═════ Data supplied ═════
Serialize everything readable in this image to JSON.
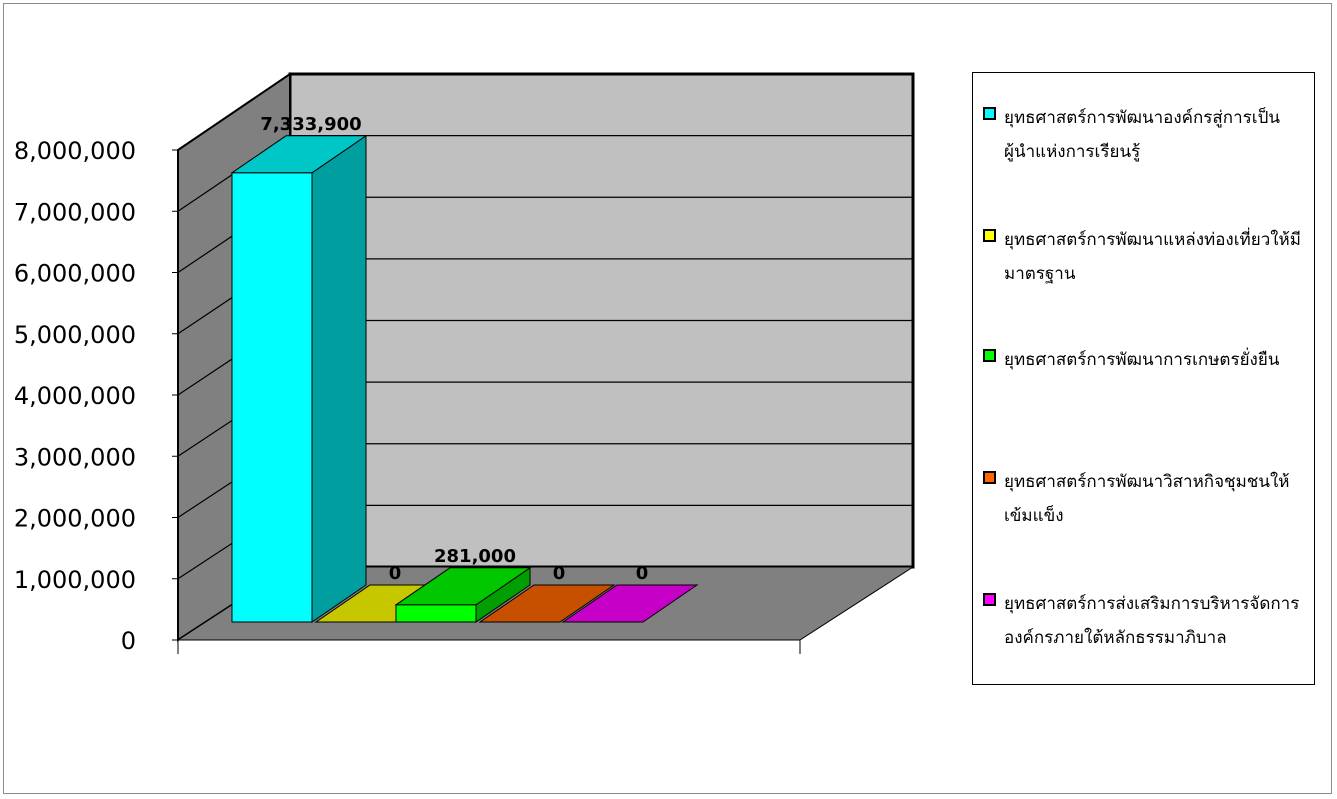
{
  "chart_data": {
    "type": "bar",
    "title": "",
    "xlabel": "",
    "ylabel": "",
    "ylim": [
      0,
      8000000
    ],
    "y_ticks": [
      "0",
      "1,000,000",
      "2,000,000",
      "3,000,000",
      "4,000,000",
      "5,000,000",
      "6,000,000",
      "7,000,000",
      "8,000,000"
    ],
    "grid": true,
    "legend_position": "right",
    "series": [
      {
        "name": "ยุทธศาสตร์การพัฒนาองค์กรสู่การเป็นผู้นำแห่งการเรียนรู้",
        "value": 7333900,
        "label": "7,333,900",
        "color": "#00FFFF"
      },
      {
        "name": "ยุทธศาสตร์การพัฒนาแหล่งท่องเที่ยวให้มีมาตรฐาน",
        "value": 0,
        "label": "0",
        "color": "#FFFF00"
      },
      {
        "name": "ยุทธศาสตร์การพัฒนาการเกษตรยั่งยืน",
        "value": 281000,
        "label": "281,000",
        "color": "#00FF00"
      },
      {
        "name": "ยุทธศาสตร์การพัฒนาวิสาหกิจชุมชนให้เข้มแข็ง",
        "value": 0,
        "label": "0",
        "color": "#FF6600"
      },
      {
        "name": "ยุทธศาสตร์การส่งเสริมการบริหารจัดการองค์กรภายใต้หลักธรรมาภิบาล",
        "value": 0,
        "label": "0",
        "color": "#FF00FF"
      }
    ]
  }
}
═════
═════ Data supplied ═════
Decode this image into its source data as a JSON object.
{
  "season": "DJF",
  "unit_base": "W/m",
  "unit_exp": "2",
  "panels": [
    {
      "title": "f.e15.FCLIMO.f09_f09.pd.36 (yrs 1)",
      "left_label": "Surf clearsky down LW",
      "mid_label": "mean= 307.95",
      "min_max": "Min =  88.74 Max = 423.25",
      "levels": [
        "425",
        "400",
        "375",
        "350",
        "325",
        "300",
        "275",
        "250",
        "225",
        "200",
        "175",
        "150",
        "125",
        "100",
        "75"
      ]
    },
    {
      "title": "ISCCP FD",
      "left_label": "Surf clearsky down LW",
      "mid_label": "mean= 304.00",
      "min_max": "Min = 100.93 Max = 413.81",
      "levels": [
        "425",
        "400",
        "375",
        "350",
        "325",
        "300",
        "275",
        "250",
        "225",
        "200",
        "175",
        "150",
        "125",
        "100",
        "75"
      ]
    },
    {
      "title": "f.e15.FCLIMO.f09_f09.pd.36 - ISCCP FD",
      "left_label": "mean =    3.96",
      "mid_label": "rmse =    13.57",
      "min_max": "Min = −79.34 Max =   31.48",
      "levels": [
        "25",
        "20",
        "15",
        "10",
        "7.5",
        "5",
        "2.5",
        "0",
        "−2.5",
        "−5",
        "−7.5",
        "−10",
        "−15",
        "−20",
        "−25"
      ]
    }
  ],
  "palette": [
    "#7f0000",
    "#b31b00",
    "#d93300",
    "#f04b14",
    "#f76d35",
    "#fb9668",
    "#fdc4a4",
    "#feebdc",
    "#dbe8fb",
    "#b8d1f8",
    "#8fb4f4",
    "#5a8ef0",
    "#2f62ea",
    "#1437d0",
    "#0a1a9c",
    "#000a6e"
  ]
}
═════
═════ Data supplied ═════
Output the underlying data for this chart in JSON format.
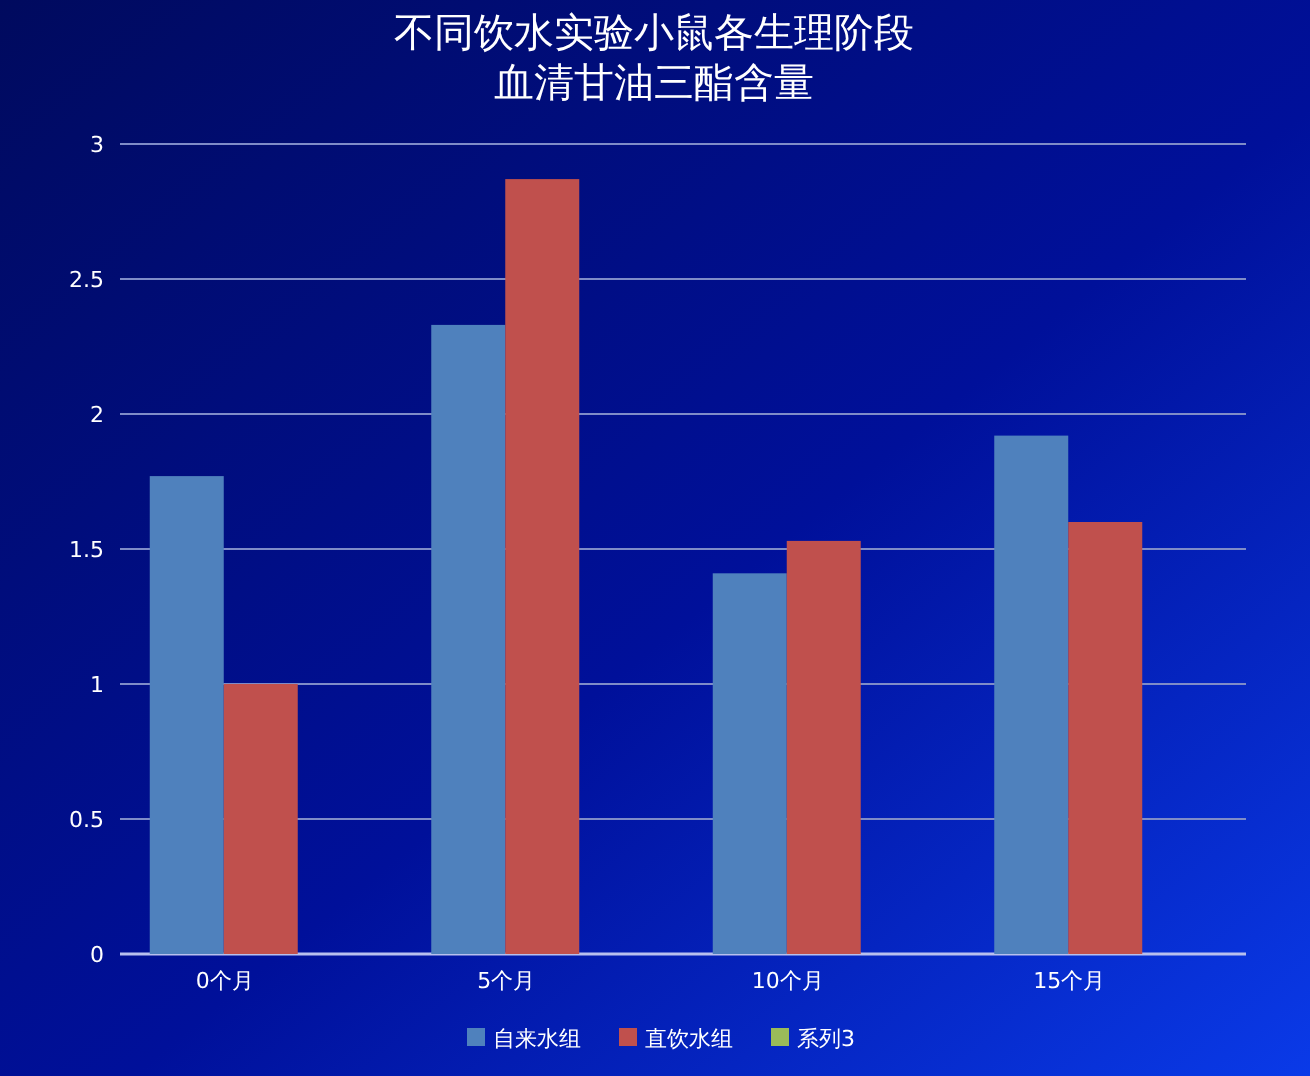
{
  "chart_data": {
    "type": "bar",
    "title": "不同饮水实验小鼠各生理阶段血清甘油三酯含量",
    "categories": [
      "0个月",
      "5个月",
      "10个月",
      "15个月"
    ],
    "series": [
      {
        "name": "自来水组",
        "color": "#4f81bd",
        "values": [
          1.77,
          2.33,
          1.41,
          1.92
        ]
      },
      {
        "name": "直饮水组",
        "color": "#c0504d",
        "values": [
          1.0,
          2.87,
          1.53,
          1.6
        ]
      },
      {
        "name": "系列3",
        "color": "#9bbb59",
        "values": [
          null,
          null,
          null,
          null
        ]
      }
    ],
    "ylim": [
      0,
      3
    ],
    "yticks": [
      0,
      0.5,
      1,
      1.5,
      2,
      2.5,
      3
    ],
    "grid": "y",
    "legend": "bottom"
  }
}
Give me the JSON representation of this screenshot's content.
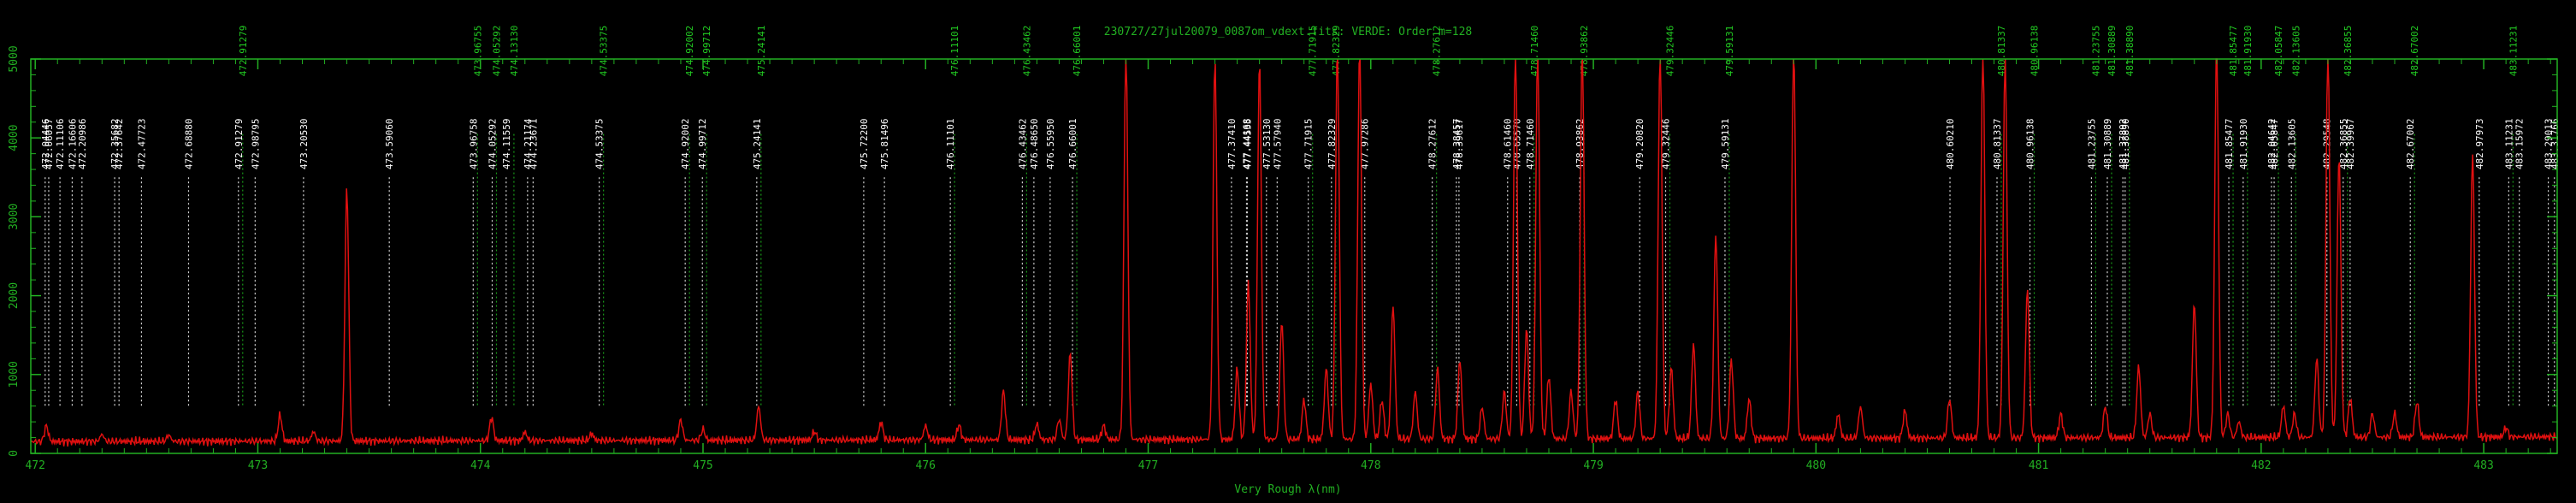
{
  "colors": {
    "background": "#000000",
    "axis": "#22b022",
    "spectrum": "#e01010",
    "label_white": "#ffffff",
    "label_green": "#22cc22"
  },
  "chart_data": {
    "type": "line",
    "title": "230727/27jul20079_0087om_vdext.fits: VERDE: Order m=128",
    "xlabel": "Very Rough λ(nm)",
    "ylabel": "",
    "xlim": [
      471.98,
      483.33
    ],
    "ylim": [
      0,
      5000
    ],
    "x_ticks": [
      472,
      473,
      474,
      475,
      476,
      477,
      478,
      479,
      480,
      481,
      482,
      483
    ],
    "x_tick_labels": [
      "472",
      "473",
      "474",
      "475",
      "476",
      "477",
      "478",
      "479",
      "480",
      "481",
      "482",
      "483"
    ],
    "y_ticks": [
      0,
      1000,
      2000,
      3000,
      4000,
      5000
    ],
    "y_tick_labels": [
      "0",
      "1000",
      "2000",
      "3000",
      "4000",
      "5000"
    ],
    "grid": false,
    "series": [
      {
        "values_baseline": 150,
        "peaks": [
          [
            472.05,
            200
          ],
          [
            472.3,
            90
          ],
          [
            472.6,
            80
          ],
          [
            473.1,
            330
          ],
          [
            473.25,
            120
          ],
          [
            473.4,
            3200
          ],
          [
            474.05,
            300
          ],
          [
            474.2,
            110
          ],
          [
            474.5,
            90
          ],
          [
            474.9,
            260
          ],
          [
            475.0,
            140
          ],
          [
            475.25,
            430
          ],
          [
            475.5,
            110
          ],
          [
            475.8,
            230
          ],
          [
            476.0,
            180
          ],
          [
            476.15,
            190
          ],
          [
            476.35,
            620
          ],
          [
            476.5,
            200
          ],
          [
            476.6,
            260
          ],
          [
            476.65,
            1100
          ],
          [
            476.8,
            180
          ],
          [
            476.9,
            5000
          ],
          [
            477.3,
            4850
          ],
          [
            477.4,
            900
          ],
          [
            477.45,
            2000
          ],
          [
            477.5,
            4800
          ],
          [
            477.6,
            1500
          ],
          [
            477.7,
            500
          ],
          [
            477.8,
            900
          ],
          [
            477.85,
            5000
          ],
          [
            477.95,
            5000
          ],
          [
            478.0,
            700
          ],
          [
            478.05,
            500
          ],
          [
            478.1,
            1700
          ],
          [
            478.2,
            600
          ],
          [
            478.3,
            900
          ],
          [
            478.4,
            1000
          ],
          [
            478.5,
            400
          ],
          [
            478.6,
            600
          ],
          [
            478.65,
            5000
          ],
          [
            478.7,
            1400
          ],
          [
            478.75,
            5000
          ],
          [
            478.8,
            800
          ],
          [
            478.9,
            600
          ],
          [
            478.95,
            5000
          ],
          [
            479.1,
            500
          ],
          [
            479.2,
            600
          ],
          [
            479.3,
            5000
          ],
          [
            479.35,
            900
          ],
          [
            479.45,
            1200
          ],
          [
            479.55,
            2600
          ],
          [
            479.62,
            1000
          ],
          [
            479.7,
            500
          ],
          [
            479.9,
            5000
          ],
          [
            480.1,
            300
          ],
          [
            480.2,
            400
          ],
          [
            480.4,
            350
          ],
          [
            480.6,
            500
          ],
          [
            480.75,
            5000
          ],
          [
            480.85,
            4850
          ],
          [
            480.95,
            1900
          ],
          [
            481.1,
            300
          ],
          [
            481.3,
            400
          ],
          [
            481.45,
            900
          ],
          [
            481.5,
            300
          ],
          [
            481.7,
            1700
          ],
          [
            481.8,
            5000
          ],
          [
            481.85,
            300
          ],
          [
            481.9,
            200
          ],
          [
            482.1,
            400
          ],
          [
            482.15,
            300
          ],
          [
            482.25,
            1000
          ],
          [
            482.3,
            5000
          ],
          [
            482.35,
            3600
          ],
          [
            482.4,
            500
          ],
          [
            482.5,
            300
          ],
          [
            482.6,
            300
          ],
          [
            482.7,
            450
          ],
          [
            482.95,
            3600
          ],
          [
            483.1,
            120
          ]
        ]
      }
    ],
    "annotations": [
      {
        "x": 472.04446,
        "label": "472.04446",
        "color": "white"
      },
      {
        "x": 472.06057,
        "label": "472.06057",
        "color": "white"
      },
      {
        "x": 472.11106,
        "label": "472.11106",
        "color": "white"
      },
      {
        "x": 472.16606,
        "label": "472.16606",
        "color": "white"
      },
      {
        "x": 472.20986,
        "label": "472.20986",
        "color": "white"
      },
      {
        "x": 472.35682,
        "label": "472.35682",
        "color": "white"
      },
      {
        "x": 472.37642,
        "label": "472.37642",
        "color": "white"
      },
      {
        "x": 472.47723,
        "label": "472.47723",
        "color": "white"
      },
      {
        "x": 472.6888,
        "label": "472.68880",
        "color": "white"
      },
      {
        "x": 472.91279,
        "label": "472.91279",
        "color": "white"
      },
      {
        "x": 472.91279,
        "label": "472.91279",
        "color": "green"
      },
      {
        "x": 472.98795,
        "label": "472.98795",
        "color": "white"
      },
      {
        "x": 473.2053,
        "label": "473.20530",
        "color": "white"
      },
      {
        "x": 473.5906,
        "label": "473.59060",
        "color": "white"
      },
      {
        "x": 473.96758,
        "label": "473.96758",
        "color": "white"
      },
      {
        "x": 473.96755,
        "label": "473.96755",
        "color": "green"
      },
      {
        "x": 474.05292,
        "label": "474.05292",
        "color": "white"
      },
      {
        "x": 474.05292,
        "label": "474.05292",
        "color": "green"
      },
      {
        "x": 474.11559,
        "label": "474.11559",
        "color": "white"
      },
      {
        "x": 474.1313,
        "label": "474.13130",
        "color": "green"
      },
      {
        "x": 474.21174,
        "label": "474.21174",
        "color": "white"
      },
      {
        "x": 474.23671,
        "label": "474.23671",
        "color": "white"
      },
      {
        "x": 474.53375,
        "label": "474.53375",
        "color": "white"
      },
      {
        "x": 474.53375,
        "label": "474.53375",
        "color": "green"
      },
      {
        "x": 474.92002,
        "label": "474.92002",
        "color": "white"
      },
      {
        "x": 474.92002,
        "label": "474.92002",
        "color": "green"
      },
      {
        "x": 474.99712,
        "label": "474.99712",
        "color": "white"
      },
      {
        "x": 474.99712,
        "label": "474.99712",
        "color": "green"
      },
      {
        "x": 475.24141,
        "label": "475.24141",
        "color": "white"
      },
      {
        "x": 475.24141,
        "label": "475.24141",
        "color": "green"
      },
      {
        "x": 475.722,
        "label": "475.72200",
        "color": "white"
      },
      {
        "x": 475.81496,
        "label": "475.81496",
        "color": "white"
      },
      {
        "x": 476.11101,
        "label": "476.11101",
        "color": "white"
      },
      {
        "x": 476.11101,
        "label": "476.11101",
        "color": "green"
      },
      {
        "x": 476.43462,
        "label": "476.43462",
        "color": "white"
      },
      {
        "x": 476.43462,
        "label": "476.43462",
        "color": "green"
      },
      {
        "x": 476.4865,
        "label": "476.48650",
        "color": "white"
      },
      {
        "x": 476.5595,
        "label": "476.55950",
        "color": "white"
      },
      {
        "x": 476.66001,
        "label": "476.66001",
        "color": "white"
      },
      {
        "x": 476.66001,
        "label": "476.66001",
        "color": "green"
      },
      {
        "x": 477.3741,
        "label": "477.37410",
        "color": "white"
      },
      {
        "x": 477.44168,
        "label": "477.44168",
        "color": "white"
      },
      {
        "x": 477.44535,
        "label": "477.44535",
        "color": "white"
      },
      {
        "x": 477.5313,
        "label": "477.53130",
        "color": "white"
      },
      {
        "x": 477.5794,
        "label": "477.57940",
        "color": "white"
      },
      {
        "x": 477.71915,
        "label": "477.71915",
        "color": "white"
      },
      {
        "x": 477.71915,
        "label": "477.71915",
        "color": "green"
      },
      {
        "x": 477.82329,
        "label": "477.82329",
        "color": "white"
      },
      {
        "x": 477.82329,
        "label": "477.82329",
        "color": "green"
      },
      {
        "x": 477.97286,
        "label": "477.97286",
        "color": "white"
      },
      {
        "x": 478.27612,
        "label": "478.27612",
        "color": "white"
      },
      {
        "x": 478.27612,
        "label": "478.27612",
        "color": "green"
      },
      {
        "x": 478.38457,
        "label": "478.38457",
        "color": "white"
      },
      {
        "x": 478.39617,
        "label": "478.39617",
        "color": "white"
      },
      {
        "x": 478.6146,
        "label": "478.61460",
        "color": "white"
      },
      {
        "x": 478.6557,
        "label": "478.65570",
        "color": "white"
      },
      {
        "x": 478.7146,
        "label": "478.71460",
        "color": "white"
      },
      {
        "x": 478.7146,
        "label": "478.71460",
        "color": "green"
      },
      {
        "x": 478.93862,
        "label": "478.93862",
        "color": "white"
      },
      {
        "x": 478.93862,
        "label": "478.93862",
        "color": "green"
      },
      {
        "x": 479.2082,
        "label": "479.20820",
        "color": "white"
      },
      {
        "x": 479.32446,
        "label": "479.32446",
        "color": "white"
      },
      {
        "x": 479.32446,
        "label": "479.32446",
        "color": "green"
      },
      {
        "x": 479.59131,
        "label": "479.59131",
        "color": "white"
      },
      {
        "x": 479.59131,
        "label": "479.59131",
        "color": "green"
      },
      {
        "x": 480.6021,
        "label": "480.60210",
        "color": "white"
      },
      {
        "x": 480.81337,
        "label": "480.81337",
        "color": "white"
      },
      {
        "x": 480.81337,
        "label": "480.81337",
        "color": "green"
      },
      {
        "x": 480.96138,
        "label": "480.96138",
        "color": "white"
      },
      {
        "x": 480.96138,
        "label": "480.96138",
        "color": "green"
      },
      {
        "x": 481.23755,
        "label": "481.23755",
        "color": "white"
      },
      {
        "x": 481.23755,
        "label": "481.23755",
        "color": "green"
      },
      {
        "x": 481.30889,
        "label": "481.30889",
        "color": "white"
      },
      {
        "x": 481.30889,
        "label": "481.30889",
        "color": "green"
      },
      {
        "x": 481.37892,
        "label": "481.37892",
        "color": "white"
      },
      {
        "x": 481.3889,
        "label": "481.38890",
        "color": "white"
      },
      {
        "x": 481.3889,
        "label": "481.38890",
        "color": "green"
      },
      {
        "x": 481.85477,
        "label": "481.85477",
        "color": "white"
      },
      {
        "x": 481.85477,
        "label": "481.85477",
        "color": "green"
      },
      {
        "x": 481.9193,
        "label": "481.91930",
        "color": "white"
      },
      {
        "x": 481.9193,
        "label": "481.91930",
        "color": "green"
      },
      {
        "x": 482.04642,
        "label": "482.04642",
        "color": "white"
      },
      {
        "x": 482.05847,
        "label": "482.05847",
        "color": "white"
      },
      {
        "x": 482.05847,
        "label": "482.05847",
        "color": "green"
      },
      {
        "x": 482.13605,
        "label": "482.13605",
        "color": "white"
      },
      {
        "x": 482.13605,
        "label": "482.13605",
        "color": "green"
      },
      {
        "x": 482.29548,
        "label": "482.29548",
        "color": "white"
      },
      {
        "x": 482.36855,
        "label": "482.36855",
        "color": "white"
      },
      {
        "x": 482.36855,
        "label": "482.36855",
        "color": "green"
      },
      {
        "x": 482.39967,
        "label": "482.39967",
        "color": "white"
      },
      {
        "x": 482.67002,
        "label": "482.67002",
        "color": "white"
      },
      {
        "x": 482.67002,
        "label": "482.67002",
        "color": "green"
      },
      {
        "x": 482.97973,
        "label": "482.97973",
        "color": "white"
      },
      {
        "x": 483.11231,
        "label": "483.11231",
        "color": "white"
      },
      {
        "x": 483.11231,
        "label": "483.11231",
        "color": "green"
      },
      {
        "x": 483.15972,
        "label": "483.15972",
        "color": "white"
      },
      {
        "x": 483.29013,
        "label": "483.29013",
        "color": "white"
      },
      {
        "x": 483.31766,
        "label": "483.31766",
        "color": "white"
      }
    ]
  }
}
═════
Task to complete → Copy all lines from the material that contain "mean".

Finished answer →
      "mid_label": "mean= 307.95",
      "mid_label": "mean= 304.00",
      "left_label": "mean =    3.96",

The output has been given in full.